- **REQUIRED WORK**: Output the full listing below exactly as it reads, and skip anything that is a picture.

Stored items:
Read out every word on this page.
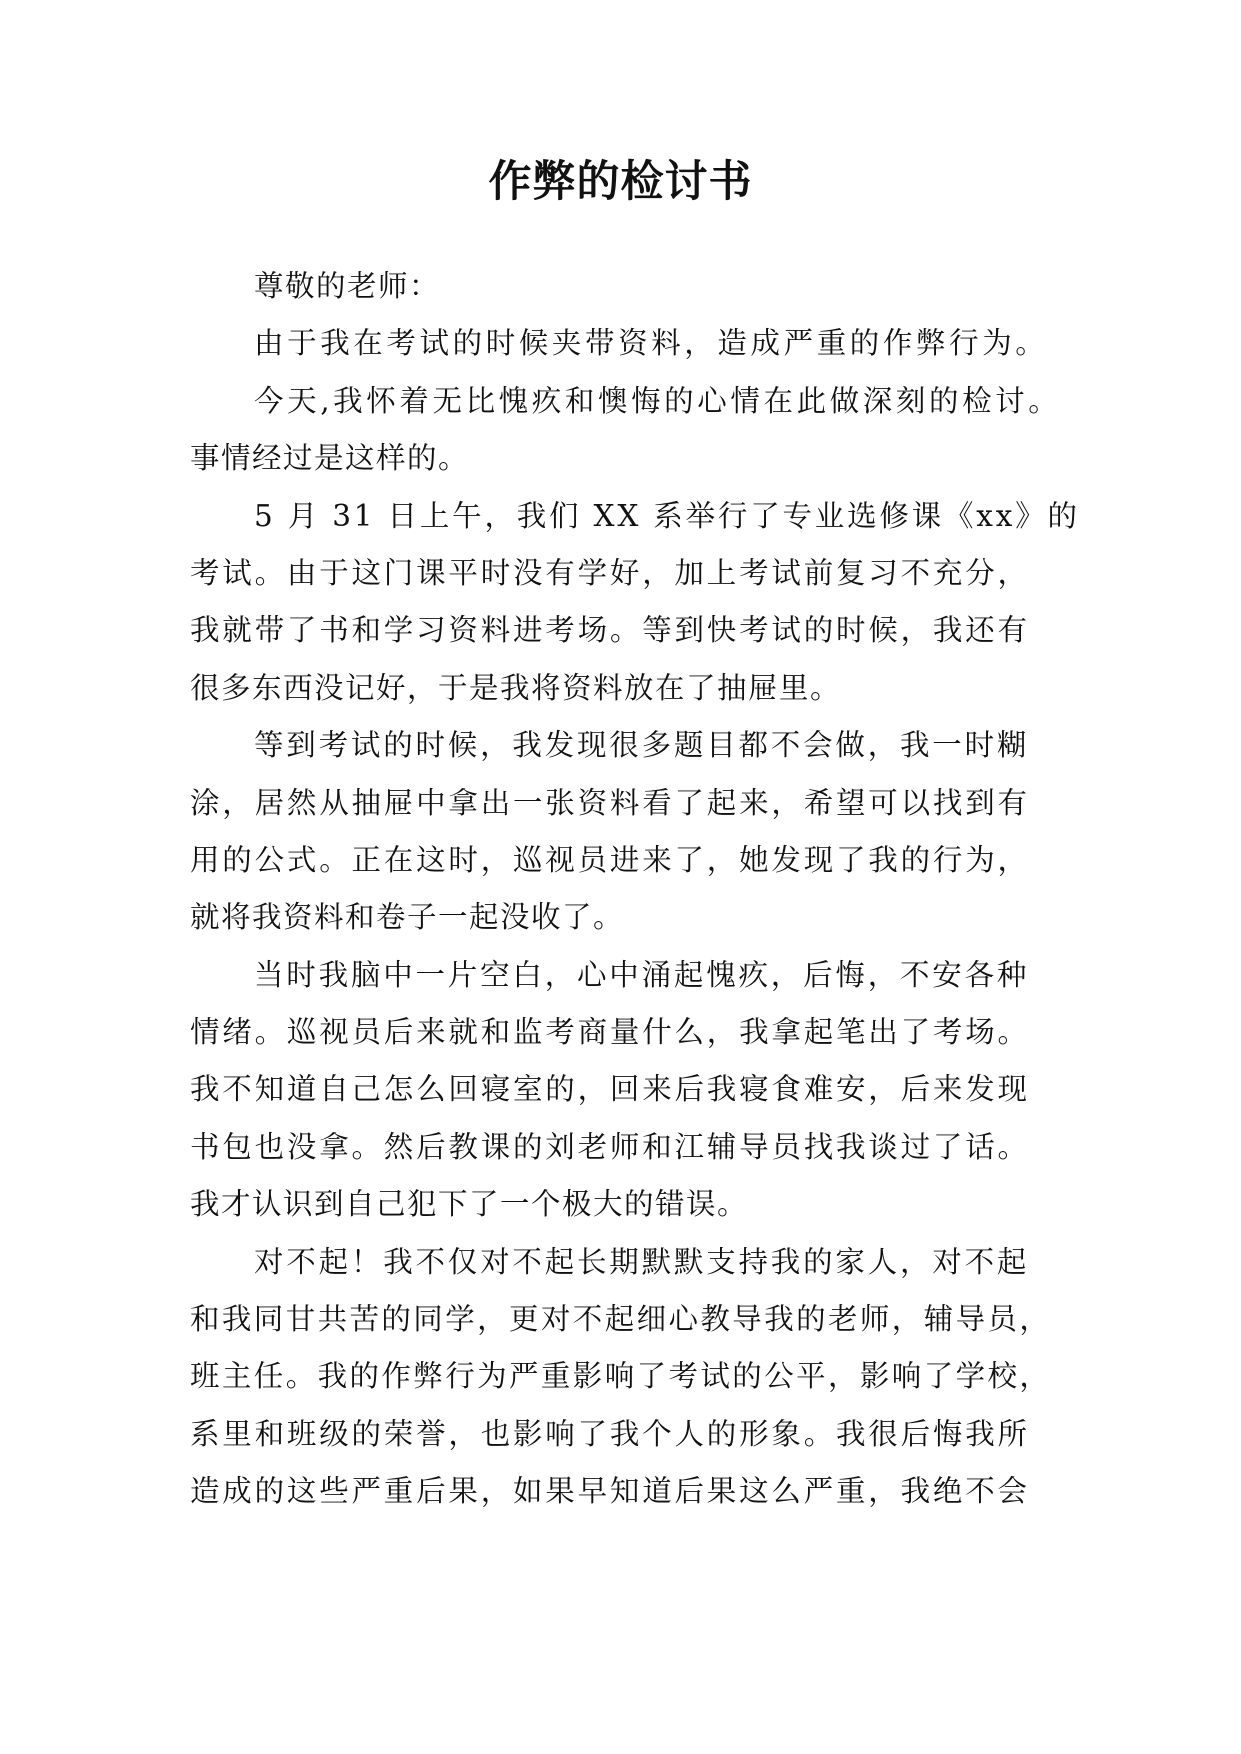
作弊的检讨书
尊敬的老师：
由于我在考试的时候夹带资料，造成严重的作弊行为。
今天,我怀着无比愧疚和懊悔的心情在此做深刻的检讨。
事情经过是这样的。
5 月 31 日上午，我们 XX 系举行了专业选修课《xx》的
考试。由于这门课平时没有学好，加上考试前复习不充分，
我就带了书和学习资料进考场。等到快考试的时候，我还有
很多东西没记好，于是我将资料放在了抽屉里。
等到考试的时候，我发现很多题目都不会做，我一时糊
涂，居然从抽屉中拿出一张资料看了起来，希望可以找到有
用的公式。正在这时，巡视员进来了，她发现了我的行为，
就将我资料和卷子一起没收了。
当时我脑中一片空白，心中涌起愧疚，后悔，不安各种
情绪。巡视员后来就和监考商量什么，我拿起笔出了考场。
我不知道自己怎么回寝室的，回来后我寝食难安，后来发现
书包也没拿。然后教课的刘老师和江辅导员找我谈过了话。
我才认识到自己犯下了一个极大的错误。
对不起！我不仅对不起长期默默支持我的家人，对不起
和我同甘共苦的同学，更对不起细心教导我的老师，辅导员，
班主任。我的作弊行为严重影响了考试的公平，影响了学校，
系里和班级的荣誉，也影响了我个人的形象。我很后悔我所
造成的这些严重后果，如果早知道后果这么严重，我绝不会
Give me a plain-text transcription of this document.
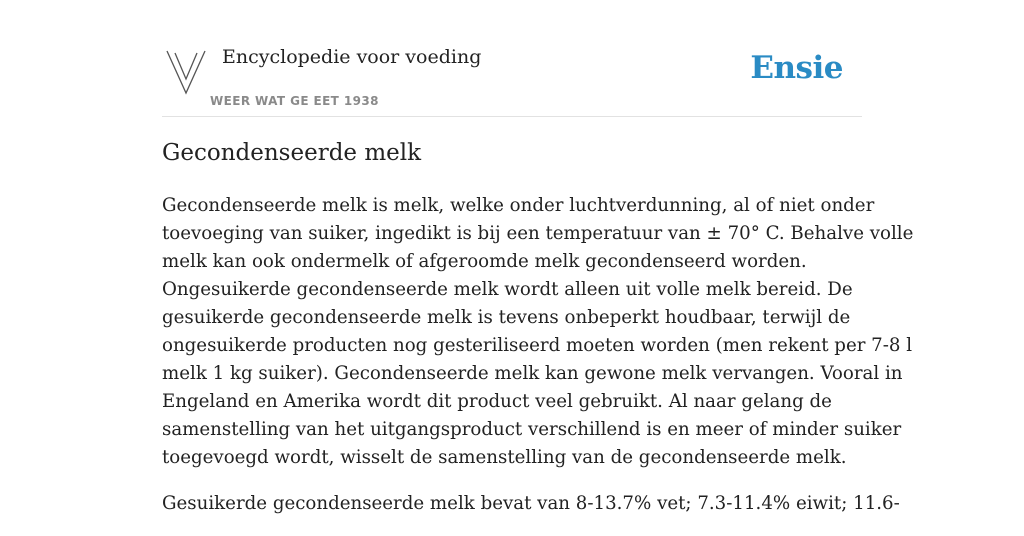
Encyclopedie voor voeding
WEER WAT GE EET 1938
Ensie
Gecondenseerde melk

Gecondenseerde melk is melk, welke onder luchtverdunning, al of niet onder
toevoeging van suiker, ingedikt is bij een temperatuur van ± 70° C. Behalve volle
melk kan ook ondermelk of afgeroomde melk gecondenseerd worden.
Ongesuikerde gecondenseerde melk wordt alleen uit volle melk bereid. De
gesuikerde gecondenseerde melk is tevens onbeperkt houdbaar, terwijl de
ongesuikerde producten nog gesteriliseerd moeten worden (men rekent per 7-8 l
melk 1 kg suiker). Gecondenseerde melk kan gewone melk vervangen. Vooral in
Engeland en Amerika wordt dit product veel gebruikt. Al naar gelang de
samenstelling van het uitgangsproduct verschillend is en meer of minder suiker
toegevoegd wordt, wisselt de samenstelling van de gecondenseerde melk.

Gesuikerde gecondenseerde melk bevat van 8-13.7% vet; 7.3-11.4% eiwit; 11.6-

- **TASK ANSWER**:
Read out every word on this page.
作弊的检讨书
尊敬的老师：
由于我在考试的时候夹带资料，造成严重的作弊行为。
今天,我怀着无比愧疚和懊悔的心情在此做深刻的检讨。
事情经过是这样的。
5 月 31 日上午，我们 XX 系举行了专业选修课《xx》的
考试。由于这门课平时没有学好，加上考试前复习不充分，
我就带了书和学习资料进考场。等到快考试的时候，我还有
很多东西没记好，于是我将资料放在了抽屉里。
等到考试的时候，我发现很多题目都不会做，我一时糊
涂，居然从抽屉中拿出一张资料看了起来，希望可以找到有
用的公式。正在这时，巡视员进来了，她发现了我的行为，
就将我资料和卷子一起没收了。
当时我脑中一片空白，心中涌起愧疚，后悔，不安各种
情绪。巡视员后来就和监考商量什么，我拿起笔出了考场。
我不知道自己怎么回寝室的，回来后我寝食难安，后来发现
书包也没拿。然后教课的刘老师和江辅导员找我谈过了话。
我才认识到自己犯下了一个极大的错误。
对不起！我不仅对不起长期默默支持我的家人，对不起
和我同甘共苦的同学，更对不起细心教导我的老师，辅导员，
班主任。我的作弊行为严重影响了考试的公平，影响了学校，
系里和班级的荣誉，也影响了我个人的形象。我很后悔我所
造成的这些严重后果，如果早知道后果这么严重，我绝不会
Give me a plain-text transcription of this document.
Encyclopedie voor voeding
WEER WAT GE EET 1938
Ensie
Gecondenseerde melk

Gecondenseerde melk is melk, welke onder luchtverdunning, al of niet onder
toevoeging van suiker, ingedikt is bij een temperatuur van ± 70° C. Behalve volle
melk kan ook ondermelk of afgeroomde melk gecondenseerd worden.
Ongesuikerde gecondenseerde melk wordt alleen uit volle melk bereid. De
gesuikerde gecondenseerde melk is tevens onbeperkt houdbaar, terwijl de
ongesuikerde producten nog gesteriliseerd moeten worden (men rekent per 7-8 l
melk 1 kg suiker). Gecondenseerde melk kan gewone melk vervangen. Vooral in
Engeland en Amerika wordt dit product veel gebruikt. Al naar gelang de
samenstelling van het uitgangsproduct verschillend is en meer of minder suiker
toegevoegd wordt, wisselt de samenstelling van de gecondenseerde melk.

Gesuikerde gecondenseerde melk bevat van 8-13.7% vet; 7.3-11.4% eiwit; 11.6-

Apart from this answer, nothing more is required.